__How to complete this task__.
Keep only the lines of the material below that contain the word "wynter". Copy those lines.

__Working data__.

== Segment start ==

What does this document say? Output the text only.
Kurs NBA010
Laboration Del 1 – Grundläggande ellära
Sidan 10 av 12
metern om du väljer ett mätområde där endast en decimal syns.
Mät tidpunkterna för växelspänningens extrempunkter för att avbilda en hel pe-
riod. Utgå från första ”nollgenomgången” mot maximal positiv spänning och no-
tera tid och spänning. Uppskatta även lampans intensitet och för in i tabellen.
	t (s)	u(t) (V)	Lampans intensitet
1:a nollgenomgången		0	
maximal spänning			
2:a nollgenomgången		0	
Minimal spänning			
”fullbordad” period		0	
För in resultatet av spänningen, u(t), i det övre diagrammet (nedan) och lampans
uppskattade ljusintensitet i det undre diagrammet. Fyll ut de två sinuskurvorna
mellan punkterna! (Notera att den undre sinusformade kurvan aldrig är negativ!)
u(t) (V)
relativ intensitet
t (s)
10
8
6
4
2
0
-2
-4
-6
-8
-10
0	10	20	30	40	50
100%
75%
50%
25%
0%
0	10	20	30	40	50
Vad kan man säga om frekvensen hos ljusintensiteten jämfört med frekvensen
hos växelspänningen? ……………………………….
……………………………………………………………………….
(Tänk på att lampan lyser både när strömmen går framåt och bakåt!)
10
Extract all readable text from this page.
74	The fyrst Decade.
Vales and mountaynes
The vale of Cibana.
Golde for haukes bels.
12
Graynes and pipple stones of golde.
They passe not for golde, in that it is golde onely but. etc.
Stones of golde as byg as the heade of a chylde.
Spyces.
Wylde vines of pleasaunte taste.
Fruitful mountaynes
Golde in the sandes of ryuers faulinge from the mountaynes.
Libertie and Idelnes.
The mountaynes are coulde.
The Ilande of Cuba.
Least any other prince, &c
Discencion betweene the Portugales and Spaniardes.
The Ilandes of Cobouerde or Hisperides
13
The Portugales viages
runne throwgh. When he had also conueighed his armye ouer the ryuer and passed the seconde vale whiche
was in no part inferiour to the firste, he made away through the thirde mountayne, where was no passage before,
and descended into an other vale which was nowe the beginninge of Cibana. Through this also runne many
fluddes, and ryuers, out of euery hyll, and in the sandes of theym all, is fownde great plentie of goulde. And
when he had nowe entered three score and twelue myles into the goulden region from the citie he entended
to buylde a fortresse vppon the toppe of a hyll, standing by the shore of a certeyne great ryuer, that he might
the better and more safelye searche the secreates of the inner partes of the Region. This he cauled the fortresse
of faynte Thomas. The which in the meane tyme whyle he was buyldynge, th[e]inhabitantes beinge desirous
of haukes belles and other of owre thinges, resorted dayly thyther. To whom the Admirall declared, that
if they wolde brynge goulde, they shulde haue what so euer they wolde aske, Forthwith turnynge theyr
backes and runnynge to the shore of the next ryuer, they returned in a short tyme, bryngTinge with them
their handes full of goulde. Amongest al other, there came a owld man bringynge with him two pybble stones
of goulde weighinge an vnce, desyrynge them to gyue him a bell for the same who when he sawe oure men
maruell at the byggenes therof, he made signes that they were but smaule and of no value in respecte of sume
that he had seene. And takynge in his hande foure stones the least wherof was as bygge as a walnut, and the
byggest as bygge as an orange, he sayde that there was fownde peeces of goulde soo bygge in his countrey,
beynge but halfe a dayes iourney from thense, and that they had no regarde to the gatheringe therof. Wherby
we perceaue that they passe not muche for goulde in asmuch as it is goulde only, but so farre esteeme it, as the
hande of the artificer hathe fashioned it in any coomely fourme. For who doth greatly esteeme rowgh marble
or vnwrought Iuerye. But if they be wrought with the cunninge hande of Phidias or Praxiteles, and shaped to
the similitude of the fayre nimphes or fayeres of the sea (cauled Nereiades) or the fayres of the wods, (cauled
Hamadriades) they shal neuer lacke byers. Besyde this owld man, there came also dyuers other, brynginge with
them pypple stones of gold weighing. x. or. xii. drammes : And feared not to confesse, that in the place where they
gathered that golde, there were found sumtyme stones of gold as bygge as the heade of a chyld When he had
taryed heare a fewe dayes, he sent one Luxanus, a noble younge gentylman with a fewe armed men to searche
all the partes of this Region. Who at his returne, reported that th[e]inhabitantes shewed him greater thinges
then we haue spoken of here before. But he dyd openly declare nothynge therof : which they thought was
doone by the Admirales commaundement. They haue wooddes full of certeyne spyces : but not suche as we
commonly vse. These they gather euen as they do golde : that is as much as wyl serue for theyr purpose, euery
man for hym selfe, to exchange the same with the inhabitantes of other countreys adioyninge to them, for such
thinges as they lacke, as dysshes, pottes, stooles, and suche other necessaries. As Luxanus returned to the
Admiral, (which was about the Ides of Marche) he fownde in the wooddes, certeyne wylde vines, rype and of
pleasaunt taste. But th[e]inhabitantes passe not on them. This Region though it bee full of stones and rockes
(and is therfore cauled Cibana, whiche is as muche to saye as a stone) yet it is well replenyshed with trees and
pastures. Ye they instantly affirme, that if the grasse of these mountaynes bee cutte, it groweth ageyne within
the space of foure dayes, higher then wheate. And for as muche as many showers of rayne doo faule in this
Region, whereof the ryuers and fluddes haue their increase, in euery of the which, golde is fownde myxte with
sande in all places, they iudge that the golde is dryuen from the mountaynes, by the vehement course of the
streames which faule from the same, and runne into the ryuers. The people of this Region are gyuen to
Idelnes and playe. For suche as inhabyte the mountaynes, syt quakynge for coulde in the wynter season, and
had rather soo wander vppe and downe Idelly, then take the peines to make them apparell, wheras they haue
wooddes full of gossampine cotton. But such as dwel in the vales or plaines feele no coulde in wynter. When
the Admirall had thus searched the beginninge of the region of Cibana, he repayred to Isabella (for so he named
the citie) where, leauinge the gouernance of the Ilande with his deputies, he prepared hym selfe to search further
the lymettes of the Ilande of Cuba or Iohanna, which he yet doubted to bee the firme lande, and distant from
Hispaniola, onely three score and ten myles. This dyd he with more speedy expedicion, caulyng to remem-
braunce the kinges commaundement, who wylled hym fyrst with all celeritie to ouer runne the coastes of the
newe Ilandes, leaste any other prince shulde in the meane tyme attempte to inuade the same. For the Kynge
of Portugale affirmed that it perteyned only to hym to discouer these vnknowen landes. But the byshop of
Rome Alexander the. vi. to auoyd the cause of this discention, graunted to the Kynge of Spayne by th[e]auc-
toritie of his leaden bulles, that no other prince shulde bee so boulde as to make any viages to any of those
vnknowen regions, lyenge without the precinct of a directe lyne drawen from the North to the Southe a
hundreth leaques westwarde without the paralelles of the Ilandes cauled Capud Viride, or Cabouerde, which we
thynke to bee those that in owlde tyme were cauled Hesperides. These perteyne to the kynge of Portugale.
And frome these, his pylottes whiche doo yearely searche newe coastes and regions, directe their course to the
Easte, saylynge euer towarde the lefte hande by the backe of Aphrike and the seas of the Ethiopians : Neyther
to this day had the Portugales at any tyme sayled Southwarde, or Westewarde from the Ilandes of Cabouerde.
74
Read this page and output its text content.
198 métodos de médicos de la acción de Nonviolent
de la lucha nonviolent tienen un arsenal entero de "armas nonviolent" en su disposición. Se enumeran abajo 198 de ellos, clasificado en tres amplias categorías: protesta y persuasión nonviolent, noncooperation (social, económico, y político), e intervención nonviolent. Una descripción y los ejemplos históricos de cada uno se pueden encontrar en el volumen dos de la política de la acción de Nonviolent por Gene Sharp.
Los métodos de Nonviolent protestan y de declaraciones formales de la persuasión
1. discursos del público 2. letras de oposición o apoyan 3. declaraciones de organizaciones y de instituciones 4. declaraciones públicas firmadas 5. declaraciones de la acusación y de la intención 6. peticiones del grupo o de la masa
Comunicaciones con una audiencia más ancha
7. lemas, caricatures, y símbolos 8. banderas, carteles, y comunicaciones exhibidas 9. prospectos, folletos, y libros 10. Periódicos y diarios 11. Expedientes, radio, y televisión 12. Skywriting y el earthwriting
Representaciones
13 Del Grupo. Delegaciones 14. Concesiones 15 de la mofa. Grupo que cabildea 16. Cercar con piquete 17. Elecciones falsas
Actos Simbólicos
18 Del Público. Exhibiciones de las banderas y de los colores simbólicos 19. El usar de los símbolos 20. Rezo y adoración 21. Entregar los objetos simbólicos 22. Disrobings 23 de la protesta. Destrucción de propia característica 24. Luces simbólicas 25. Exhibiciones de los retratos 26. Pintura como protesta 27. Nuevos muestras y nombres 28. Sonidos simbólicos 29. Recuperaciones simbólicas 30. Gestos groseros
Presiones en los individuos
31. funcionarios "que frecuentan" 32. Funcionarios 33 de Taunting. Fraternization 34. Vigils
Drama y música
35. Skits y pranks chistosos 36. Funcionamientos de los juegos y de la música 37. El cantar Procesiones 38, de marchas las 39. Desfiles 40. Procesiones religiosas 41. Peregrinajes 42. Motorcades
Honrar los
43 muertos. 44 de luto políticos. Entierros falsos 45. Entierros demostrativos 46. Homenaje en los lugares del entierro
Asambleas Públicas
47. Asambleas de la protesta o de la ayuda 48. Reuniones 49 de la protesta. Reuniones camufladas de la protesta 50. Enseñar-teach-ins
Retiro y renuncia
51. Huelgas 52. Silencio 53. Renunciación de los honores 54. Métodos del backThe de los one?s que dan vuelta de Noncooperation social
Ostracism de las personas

== Segment end ==

__Answer space__.
Idelnes and playe. For suche as inhabyte the mountaynes, syt quakynge for coulde in the wynter season, and
wooddes full of gossampine cotton. But such as dwel in the vales or plaines feele no coulde in wynter. When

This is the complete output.